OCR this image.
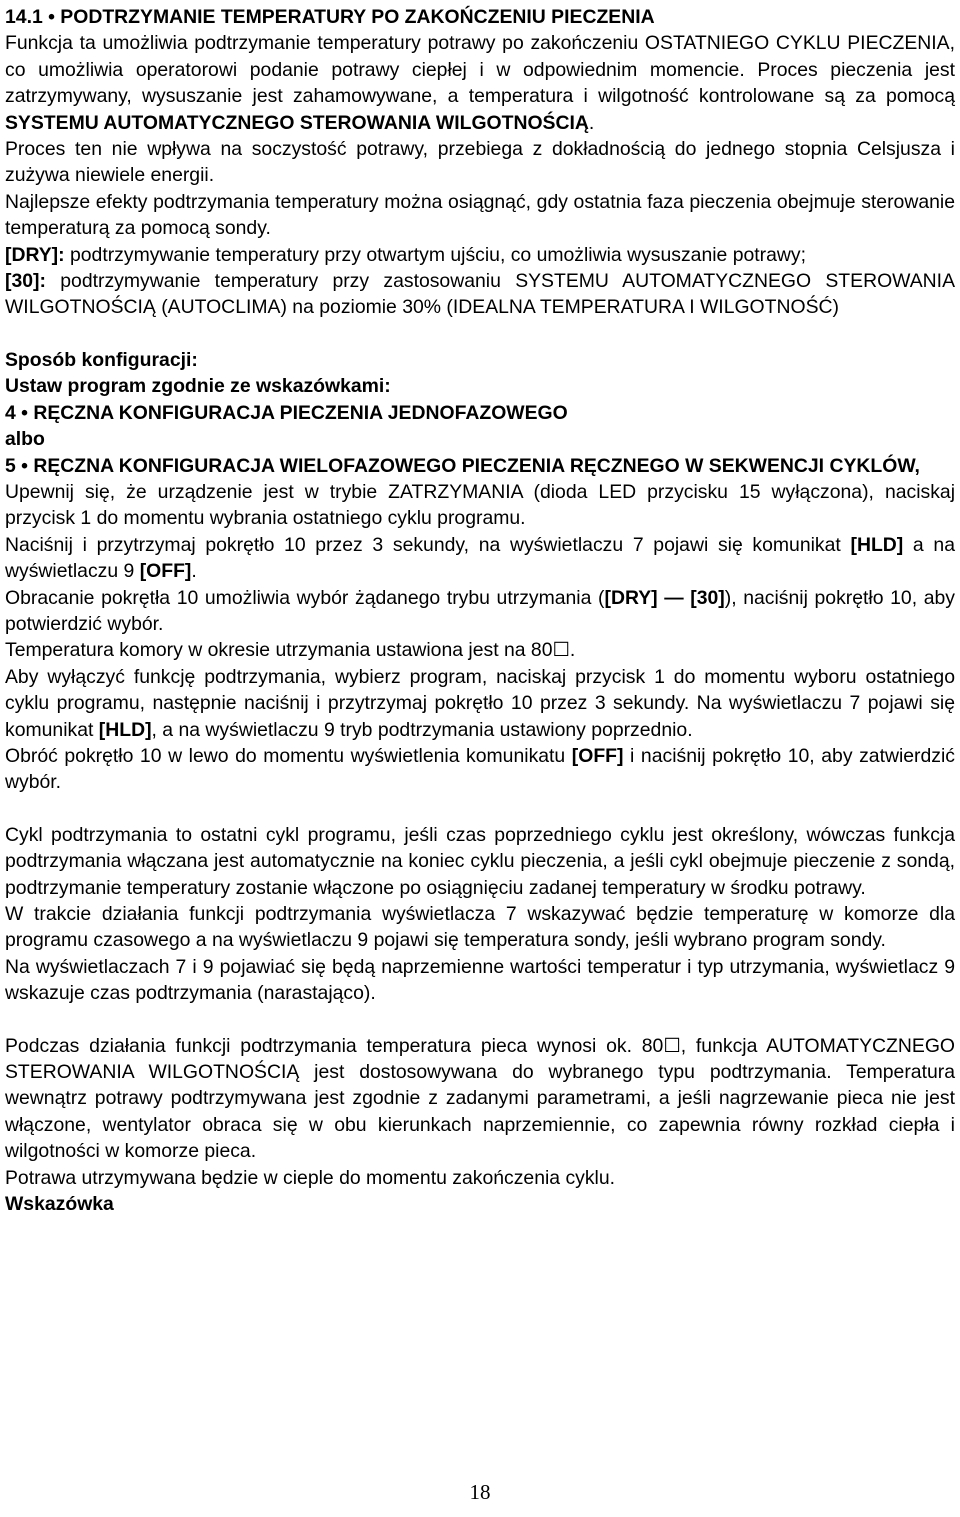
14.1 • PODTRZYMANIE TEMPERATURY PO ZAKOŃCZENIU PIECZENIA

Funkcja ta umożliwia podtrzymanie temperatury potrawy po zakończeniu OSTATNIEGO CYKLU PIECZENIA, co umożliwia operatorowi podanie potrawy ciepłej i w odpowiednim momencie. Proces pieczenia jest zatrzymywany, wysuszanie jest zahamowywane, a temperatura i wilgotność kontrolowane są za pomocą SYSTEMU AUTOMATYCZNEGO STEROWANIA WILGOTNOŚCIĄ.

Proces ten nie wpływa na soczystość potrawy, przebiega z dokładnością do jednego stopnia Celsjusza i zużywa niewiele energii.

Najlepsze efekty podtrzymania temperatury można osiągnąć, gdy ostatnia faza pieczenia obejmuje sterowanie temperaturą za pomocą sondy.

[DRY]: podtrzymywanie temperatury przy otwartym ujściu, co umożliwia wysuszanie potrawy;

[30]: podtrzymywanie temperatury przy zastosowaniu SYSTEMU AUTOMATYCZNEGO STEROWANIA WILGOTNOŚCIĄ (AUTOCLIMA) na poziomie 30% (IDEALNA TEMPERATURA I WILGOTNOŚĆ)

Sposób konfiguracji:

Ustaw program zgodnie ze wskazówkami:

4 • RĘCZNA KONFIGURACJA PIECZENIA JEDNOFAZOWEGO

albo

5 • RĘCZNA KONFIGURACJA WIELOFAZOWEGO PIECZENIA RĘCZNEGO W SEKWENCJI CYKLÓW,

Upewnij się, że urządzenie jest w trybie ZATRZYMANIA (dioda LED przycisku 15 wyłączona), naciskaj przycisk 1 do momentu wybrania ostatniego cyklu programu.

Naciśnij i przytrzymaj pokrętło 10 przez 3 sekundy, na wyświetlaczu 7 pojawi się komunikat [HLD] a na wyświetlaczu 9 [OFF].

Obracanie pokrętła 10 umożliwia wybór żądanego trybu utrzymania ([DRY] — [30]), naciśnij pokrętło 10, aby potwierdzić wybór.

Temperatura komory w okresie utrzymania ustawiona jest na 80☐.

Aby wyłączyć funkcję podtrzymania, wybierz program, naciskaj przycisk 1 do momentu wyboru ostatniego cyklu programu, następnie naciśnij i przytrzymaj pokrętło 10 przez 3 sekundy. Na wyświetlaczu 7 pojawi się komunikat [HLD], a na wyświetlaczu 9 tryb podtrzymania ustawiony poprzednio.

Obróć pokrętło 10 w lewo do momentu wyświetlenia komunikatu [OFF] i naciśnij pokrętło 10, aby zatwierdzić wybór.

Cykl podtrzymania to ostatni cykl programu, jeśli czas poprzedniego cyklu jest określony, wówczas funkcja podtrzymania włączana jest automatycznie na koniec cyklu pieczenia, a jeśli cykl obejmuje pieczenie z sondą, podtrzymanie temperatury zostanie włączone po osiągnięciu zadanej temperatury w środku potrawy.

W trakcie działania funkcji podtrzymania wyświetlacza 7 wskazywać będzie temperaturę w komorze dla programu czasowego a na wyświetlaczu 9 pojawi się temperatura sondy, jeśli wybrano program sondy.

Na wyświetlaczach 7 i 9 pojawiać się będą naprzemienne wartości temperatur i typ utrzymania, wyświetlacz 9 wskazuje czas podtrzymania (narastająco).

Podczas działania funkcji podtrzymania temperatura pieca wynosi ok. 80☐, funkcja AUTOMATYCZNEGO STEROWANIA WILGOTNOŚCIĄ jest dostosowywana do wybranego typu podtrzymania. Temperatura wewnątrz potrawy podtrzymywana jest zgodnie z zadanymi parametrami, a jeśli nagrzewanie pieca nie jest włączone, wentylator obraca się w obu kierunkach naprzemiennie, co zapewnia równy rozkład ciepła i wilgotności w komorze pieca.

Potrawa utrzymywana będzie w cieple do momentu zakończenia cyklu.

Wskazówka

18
········
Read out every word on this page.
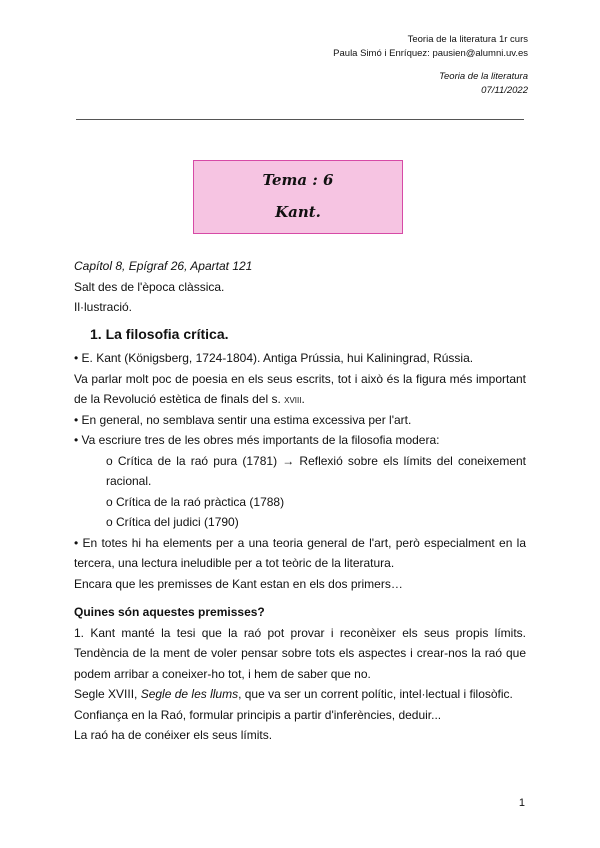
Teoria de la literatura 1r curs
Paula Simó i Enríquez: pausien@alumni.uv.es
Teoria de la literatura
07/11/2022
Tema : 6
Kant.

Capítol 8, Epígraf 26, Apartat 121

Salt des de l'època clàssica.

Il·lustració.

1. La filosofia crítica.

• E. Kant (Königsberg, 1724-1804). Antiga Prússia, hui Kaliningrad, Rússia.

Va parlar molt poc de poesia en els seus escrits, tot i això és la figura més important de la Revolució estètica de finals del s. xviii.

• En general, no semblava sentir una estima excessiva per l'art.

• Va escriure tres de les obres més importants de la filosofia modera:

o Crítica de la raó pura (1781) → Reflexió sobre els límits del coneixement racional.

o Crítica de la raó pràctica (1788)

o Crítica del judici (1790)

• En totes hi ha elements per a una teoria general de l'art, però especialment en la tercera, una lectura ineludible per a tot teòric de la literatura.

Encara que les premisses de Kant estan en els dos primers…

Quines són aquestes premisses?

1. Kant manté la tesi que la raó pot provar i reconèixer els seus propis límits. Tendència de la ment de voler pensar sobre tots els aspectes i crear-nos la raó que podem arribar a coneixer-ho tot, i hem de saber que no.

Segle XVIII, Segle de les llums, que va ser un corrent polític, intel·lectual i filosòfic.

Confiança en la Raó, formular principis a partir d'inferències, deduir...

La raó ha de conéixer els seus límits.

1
········
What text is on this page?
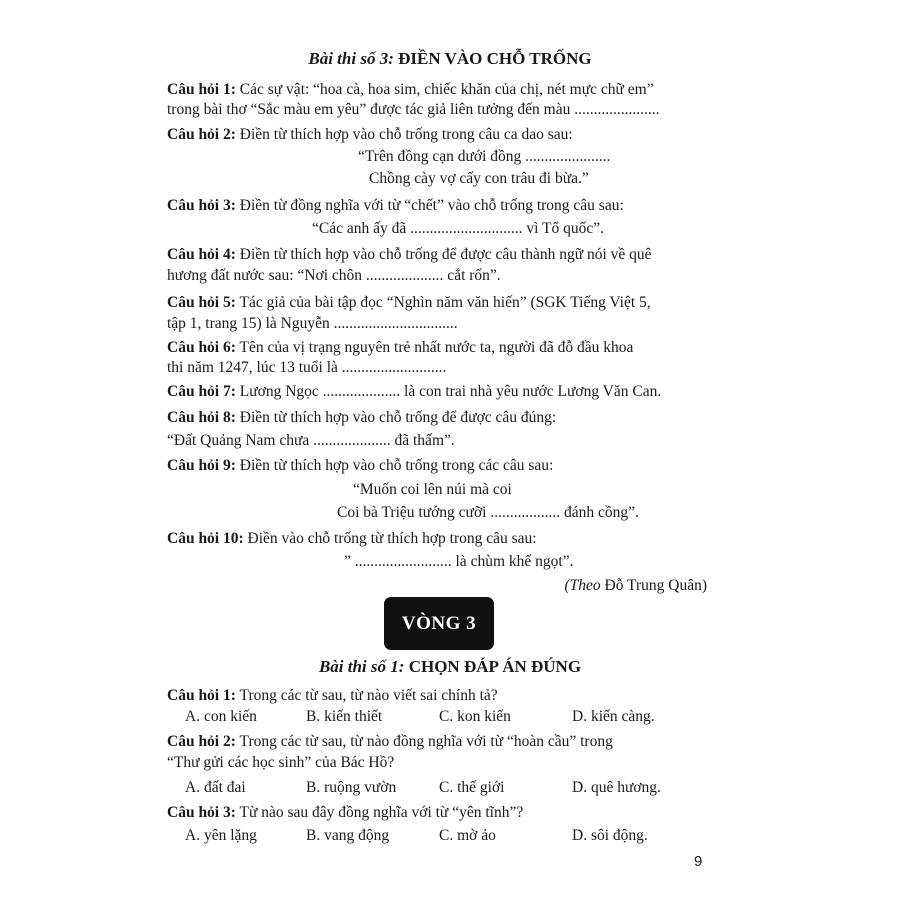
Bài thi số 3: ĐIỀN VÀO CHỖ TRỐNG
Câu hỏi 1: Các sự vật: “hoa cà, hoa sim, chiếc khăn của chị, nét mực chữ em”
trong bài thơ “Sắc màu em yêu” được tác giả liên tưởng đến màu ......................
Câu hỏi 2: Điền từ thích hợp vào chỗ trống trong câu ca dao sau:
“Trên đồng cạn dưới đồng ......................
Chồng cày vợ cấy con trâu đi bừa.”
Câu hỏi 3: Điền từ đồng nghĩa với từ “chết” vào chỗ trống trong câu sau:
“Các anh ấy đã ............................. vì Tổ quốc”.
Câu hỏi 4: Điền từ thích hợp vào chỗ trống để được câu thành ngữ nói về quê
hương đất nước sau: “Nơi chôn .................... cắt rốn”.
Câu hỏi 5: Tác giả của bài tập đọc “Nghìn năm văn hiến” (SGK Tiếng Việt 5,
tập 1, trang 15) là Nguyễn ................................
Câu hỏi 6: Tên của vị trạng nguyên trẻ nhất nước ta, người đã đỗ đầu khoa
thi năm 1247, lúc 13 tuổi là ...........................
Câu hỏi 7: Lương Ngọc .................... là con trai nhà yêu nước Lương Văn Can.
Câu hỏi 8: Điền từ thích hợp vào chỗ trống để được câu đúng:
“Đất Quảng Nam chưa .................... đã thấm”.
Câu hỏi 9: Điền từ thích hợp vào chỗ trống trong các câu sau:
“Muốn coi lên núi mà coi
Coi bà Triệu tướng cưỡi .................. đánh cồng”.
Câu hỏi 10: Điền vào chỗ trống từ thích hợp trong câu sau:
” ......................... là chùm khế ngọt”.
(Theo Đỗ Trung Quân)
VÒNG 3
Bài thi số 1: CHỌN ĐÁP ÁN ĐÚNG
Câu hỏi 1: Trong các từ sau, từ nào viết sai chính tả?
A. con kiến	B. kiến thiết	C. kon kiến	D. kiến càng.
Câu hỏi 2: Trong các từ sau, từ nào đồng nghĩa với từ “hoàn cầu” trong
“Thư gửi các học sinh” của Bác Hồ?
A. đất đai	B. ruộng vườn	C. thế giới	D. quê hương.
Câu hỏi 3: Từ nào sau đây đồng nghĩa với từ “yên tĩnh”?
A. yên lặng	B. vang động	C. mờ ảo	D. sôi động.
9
········
Work to complete
Find each line with the string "programu" and copy it out.

Output of the task
Upewnij się, że urządzenie jest w trybie ZATRZYMANIA (dioda LED przycisku 15 wyłączona), naciskaj przycisk 1 do momentu wybrania ostatniego cyklu programu.
Aby wyłączyć funkcję podtrzymania, wybierz program, naciskaj przycisk 1 do momentu wyboru ostatniego cyklu programu, następnie naciśnij i przytrzymaj pokrętło 10 przez 3 sekundy. Na wyświetlaczu 7 pojawi się komunikat [HLD], a na wyświetlaczu 9 tryb podtrzymania ustawiony poprzednio.
Cykl podtrzymania to ostatni cykl programu, jeśli czas poprzedniego cyklu jest określony, wówczas funkcja podtrzymania włączana jest automatycznie na koniec cyklu pieczenia, a jeśli cykl obejmuje pieczenie z sondą, podtrzymanie temperatury zostanie włączone po osiągnięciu zadanej temperatury w środku potrawy.
W trakcie działania funkcji podtrzymania wyświetlacza 7 wskazywać będzie temperaturę w komorze dla programu czasowego a na wyświetlaczu 9 pojawi się temperatura sondy, jeśli wybrano program sondy.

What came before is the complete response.